§ **GIVEN RECORDS**

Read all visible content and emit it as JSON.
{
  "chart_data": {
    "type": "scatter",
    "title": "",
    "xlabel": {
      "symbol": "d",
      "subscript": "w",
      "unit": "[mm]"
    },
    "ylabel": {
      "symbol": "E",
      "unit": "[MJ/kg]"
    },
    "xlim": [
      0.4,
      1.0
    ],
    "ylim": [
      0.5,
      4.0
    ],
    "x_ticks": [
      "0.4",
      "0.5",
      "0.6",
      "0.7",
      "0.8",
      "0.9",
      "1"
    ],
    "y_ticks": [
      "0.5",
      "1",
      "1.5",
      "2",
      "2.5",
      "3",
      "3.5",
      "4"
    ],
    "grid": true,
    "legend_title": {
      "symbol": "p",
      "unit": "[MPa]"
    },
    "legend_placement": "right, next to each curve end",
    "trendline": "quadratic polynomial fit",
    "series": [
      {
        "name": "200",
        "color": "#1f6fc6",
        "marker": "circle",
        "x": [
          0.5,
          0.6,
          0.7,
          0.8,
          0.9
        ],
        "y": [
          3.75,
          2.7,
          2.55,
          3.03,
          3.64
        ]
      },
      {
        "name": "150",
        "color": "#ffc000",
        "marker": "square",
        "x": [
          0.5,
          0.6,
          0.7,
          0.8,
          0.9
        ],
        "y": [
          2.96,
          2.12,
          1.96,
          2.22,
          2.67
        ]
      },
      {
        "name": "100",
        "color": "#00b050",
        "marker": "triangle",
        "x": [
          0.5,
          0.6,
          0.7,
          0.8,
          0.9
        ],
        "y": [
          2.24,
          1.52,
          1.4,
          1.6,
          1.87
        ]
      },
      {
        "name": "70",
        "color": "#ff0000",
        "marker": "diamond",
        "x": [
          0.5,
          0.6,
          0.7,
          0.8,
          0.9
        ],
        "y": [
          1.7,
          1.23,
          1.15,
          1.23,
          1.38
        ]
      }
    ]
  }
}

§ **YOUR OBJECTIVE**
Select and copy every line from the records that includes the word "color".

§ **FULL RESPONSE**
        "color": "#1f6fc6",
        "color": "#ffc000",
        "color": "#00b050",
        "color": "#ff0000",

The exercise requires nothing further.